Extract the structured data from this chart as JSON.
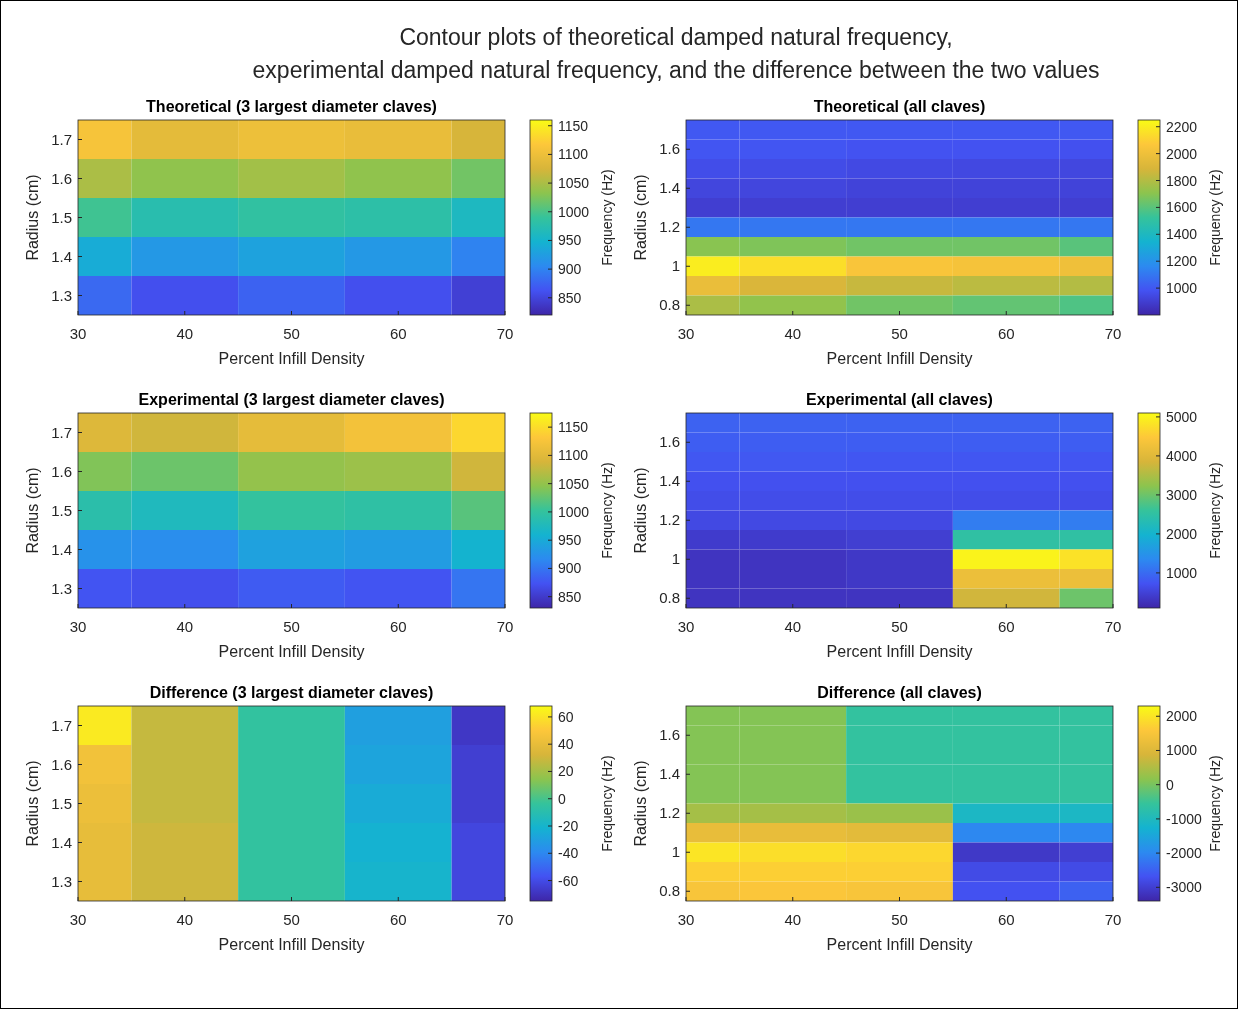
{
  "chart_data": [
    {
      "type": "heatmap",
      "title": "Theoretical (3 largest diameter claves)",
      "xlabel": "Percent Infill Density",
      "ylabel": "Radius (cm)",
      "clabel": "Frequency (Hz)",
      "annotations": [
        "Contour plots of theoretical damped natural frequency,\nexperimental damped natural frequency, and the difference between the two values"
      ],
      "categories": [
        "30",
        "40",
        "50",
        "60",
        "70"
      ],
      "y_categories": [
        "1.7",
        "1.6",
        "1.5",
        "1.4",
        "1.3"
      ],
      "clim": [
        820,
        1160
      ],
      "cticks": [
        850,
        900,
        950,
        1000,
        1050,
        1100,
        1150
      ],
      "cells": [
        [
          1110,
          1090,
          1100,
          1095,
          1075
        ],
        [
          1050,
          1035,
          1045,
          1035,
          1020
        ],
        [
          995,
          975,
          985,
          980,
          960
        ],
        [
          940,
          920,
          930,
          920,
          900
        ],
        [
          880,
          860,
          875,
          860,
          845
        ]
      ]
    },
    {
      "type": "heatmap",
      "title": "Theoretical (all claves)",
      "xlabel": "Percent Infill Density",
      "ylabel": "Radius (cm)",
      "clabel": "Frequency (Hz)",
      "categories": [
        "30",
        "40",
        "50",
        "60",
        "70"
      ],
      "y_categories": [
        null,
        "1.6",
        null,
        "1.4",
        null,
        "1.2",
        null,
        "1",
        null,
        "0.8"
      ],
      "clim": [
        800,
        2250
      ],
      "cticks": [
        1000,
        1200,
        1400,
        1600,
        1800,
        2000,
        2200
      ],
      "cells": [
        [
          1000,
          1000,
          1000,
          1000,
          1000
        ],
        [
          990,
          990,
          980,
          980,
          975
        ],
        [
          960,
          955,
          945,
          940,
          935
        ],
        [
          930,
          930,
          920,
          920,
          920
        ],
        [
          900,
          900,
          900,
          900,
          900
        ],
        [
          1100,
          1100,
          1100,
          1100,
          1100
        ],
        [
          1700,
          1680,
          1650,
          1650,
          1600
        ],
        [
          2200,
          2150,
          2050,
          2030,
          2000
        ],
        [
          1980,
          1900,
          1850,
          1820,
          1800
        ],
        [
          1780,
          1720,
          1650,
          1620,
          1580
        ]
      ]
    },
    {
      "type": "heatmap",
      "title": "Experimental (3 largest diameter claves)",
      "xlabel": "Percent Infill Density",
      "ylabel": "Radius (cm)",
      "clabel": "Frequency (Hz)",
      "categories": [
        "30",
        "40",
        "50",
        "60",
        "70"
      ],
      "y_categories": [
        "1.7",
        "1.6",
        "1.5",
        "1.4",
        "1.3"
      ],
      "clim": [
        830,
        1175
      ],
      "cticks": [
        850,
        900,
        950,
        1000,
        1050,
        1100,
        1150
      ],
      "cells": [
        [
          1095,
          1085,
          1105,
          1120,
          1145
        ],
        [
          1040,
          1030,
          1050,
          1055,
          1085
        ],
        [
          990,
          975,
          1000,
          995,
          1020
        ],
        [
          925,
          920,
          940,
          935,
          960
        ],
        [
          875,
          870,
          880,
          875,
          900
        ]
      ]
    },
    {
      "type": "heatmap",
      "title": "Experimental (all claves)",
      "xlabel": "Percent Infill Density",
      "ylabel": "Radius (cm)",
      "clabel": "Frequency (Hz)",
      "categories": [
        "30",
        "40",
        "50",
        "60",
        "70"
      ],
      "y_categories": [
        null,
        "1.6",
        null,
        "1.4",
        null,
        "1.2",
        null,
        "1",
        null,
        "0.8"
      ],
      "clim": [
        100,
        5100
      ],
      "cticks": [
        1000,
        2000,
        3000,
        4000,
        5000
      ],
      "cells": [
        [
          900,
          900,
          900,
          900,
          900
        ],
        [
          850,
          850,
          850,
          850,
          850
        ],
        [
          780,
          790,
          770,
          770,
          760
        ],
        [
          700,
          700,
          700,
          700,
          700
        ],
        [
          650,
          650,
          650,
          650,
          650
        ],
        [
          600,
          600,
          600,
          1200,
          1200
        ],
        [
          400,
          400,
          450,
          2500,
          2500
        ],
        [
          300,
          300,
          350,
          5000,
          4800
        ],
        [
          300,
          300,
          350,
          4200,
          4200
        ],
        [
          300,
          300,
          300,
          3800,
          3000
        ]
      ]
    },
    {
      "type": "heatmap",
      "title": "Difference (3 largest diameter claves)",
      "xlabel": "Percent Infill Density",
      "ylabel": "Radius (cm)",
      "clabel": "Frequency (Hz)",
      "categories": [
        "30",
        "40",
        "50",
        "60",
        "70"
      ],
      "y_categories": [
        "1.7",
        "1.6",
        "1.5",
        "1.4",
        "1.3"
      ],
      "clim": [
        -75,
        68
      ],
      "cticks": [
        -60,
        -40,
        -20,
        0,
        20,
        40,
        60
      ],
      "cells": [
        [
          62,
          28,
          -5,
          -30,
          -68
        ],
        [
          45,
          28,
          -5,
          -28,
          -65
        ],
        [
          42,
          28,
          -5,
          -25,
          -65
        ],
        [
          40,
          30,
          -5,
          -22,
          -62
        ],
        [
          40,
          30,
          -5,
          -20,
          -62
        ]
      ]
    },
    {
      "type": "heatmap",
      "title": "Difference (all claves)",
      "xlabel": "Percent Infill Density",
      "ylabel": "Radius (cm)",
      "clabel": "Frequency (Hz)",
      "categories": [
        "30",
        "40",
        "50",
        "60",
        "70"
      ],
      "y_categories": [
        null,
        "1.6",
        null,
        "1.4",
        null,
        "1.2",
        null,
        "1",
        null,
        "0.8"
      ],
      "clim": [
        -3400,
        2300
      ],
      "cticks": [
        -3000,
        -2000,
        -1000,
        0,
        1000,
        2000
      ],
      "cells": [
        [
          100,
          100,
          -600,
          -600,
          -600
        ],
        [
          100,
          100,
          -600,
          -600,
          -600
        ],
        [
          100,
          100,
          -600,
          -600,
          -600
        ],
        [
          100,
          100,
          -600,
          -600,
          -600
        ],
        [
          100,
          100,
          -600,
          -600,
          -600
        ],
        [
          400,
          400,
          300,
          -1100,
          -1100
        ],
        [
          1200,
          1200,
          1100,
          -2000,
          -2000
        ],
        [
          2000,
          1900,
          1800,
          -3100,
          -3000
        ],
        [
          1700,
          1700,
          1700,
          -2800,
          -2800
        ],
        [
          1500,
          1550,
          1500,
          -2700,
          -2500
        ]
      ]
    }
  ]
}
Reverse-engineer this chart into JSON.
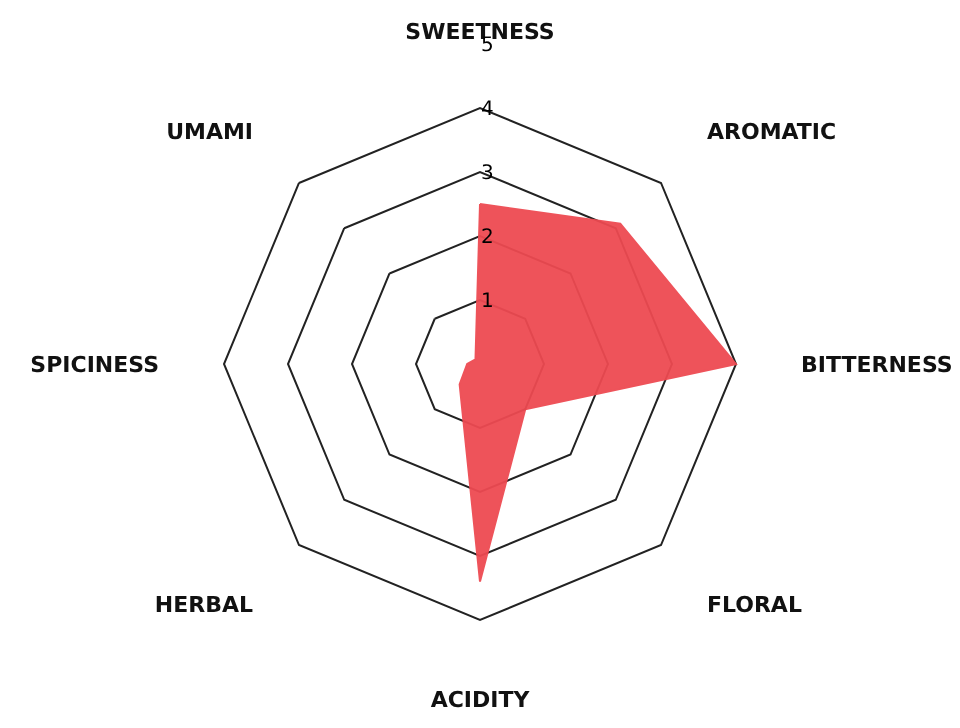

- _Task requirements_:
Each record must be quoted in full and exactly. Do not include the pictures.

- _Answer for the task_:
Extract the structured data from this chart as JSON.
{
  "chart_data": [
    {
      "type": "heatmap",
      "title": "Theoretical (3 largest diameter claves)",
      "xlabel": "Percent Infill Density",
      "ylabel": "Radius (cm)",
      "clabel": "Frequency (Hz)",
      "annotations": [
        "Contour plots of theoretical damped natural frequency,\nexperimental damped natural frequency, and the difference between the two values"
      ],
      "categories": [
        "30",
        "40",
        "50",
        "60",
        "70"
      ],
      "y_categories": [
        "1.7",
        "1.6",
        "1.5",
        "1.4",
        "1.3"
      ],
      "clim": [
        820,
        1160
      ],
      "cticks": [
        850,
        900,
        950,
        1000,
        1050,
        1100,
        1150
      ],
      "cells": [
        [
          1110,
          1090,
          1100,
          1095,
          1075
        ],
        [
          1050,
          1035,
          1045,
          1035,
          1020
        ],
        [
          995,
          975,
          985,
          980,
          960
        ],
        [
          940,
          920,
          930,
          920,
          900
        ],
        [
          880,
          860,
          875,
          860,
          845
        ]
      ]
    },
    {
      "type": "heatmap",
      "title": "Theoretical (all claves)",
      "xlabel": "Percent Infill Density",
      "ylabel": "Radius (cm)",
      "clabel": "Frequency (Hz)",
      "categories": [
        "30",
        "40",
        "50",
        "60",
        "70"
      ],
      "y_categories": [
        null,
        "1.6",
        null,
        "1.4",
        null,
        "1.2",
        null,
        "1",
        null,
        "0.8"
      ],
      "clim": [
        800,
        2250
      ],
      "cticks": [
        1000,
        1200,
        1400,
        1600,
        1800,
        2000,
        2200
      ],
      "cells": [
        [
          1000,
          1000,
          1000,
          1000,
          1000
        ],
        [
          990,
          990,
          980,
          980,
          975
        ],
        [
          960,
          955,
          945,
          940,
          935
        ],
        [
          930,
          930,
          920,
          920,
          920
        ],
        [
          900,
          900,
          900,
          900,
          900
        ],
        [
          1100,
          1100,
          1100,
          1100,
          1100
        ],
        [
          1700,
          1680,
          1650,
          1650,
          1600
        ],
        [
          2200,
          2150,
          2050,
          2030,
          2000
        ],
        [
          1980,
          1900,
          1850,
          1820,
          1800
        ],
        [
          1780,
          1720,
          1650,
          1620,
          1580
        ]
      ]
    },
    {
      "type": "heatmap",
      "title": "Experimental (3 largest diameter claves)",
      "xlabel": "Percent Infill Density",
      "ylabel": "Radius (cm)",
      "clabel": "Frequency (Hz)",
      "categories": [
        "30",
        "40",
        "50",
        "60",
        "70"
      ],
      "y_categories": [
        "1.7",
        "1.6",
        "1.5",
        "1.4",
        "1.3"
      ],
      "clim": [
        830,
        1175
      ],
      "cticks": [
        850,
        900,
        950,
        1000,
        1050,
        1100,
        1150
      ],
      "cells": [
        [
          1095,
          1085,
          1105,
          1120,
          1145
        ],
        [
          1040,
          1030,
          1050,
          1055,
          1085
        ],
        [
          990,
          975,
          1000,
          995,
          1020
        ],
        [
          925,
          920,
          940,
          935,
          960
        ],
        [
          875,
          870,
          880,
          875,
          900
        ]
      ]
    },
    {
      "type": "heatmap",
      "title": "Experimental (all claves)",
      "xlabel": "Percent Infill Density",
      "ylabel": "Radius (cm)",
      "clabel": "Frequency (Hz)",
      "categories": [
        "30",
        "40",
        "50",
        "60",
        "70"
      ],
      "y_categories": [
        null,
        "1.6",
        null,
        "1.4",
        null,
        "1.2",
        null,
        "1",
        null,
        "0.8"
      ],
      "clim": [
        100,
        5100
      ],
      "cticks": [
        1000,
        2000,
        3000,
        4000,
        5000
      ],
      "cells": [
        [
          900,
          900,
          900,
          900,
          900
        ],
        [
          850,
          850,
          850,
          850,
          850
        ],
        [
          780,
          790,
          770,
          770,
          760
        ],
        [
          700,
          700,
          700,
          700,
          700
        ],
        [
          650,
          650,
          650,
          650,
          650
        ],
        [
          600,
          600,
          600,
          1200,
          1200
        ],
        [
          400,
          400,
          450,
          2500,
          2500
        ],
        [
          300,
          300,
          350,
          5000,
          4800
        ],
        [
          300,
          300,
          350,
          4200,
          4200
        ],
        [
          300,
          300,
          300,
          3800,
          3000
        ]
      ]
    },
    {
      "type": "heatmap",
      "title": "Difference (3 largest diameter claves)",
      "xlabel": "Percent Infill Density",
      "ylabel": "Radius (cm)",
      "clabel": "Frequency (Hz)",
      "categories": [
        "30",
        "40",
        "50",
        "60",
        "70"
      ],
      "y_categories": [
        "1.7",
        "1.6",
        "1.5",
        "1.4",
        "1.3"
      ],
      "clim": [
        -75,
        68
      ],
      "cticks": [
        -60,
        -40,
        -20,
        0,
        20,
        40,
        60
      ],
      "cells": [
        [
          62,
          28,
          -5,
          -30,
          -68
        ],
        [
          45,
          28,
          -5,
          -28,
          -65
        ],
        [
          42,
          28,
          -5,
          -25,
          -65
        ],
        [
          40,
          30,
          -5,
          -22,
          -62
        ],
        [
          40,
          30,
          -5,
          -20,
          -62
        ]
      ]
    },
    {
      "type": "heatmap",
      "title": "Difference (all claves)",
      "xlabel": "Percent Infill Density",
      "ylabel": "Radius (cm)",
      "clabel": "Frequency (Hz)",
      "categories": [
        "30",
        "40",
        "50",
        "60",
        "70"
      ],
      "y_categories": [
        null,
        "1.6",
        null,
        "1.4",
        null,
        "1.2",
        null,
        "1",
        null,
        "0.8"
      ],
      "clim": [
        -3400,
        2300
      ],
      "cticks": [
        -3000,
        -2000,
        -1000,
        0,
        1000,
        2000
      ],
      "cells": [
        [
          100,
          100,
          -600,
          -600,
          -600
        ],
        [
          100,
          100,
          -600,
          -600,
          -600
        ],
        [
          100,
          100,
          -600,
          -600,
          -600
        ],
        [
          100,
          100,
          -600,
          -600,
          -600
        ],
        [
          100,
          100,
          -600,
          -600,
          -600
        ],
        [
          400,
          400,
          300,
          -1100,
          -1100
        ],
        [
          1200,
          1200,
          1100,
          -2000,
          -2000
        ],
        [
          2000,
          1900,
          1800,
          -3100,
          -3000
        ],
        [
          1700,
          1700,
          1700,
          -2800,
          -2800
        ],
        [
          1500,
          1550,
          1500,
          -2700,
          -2500
        ]
      ]
    }
  ]
}
Reverse-engineer this chart into JSON.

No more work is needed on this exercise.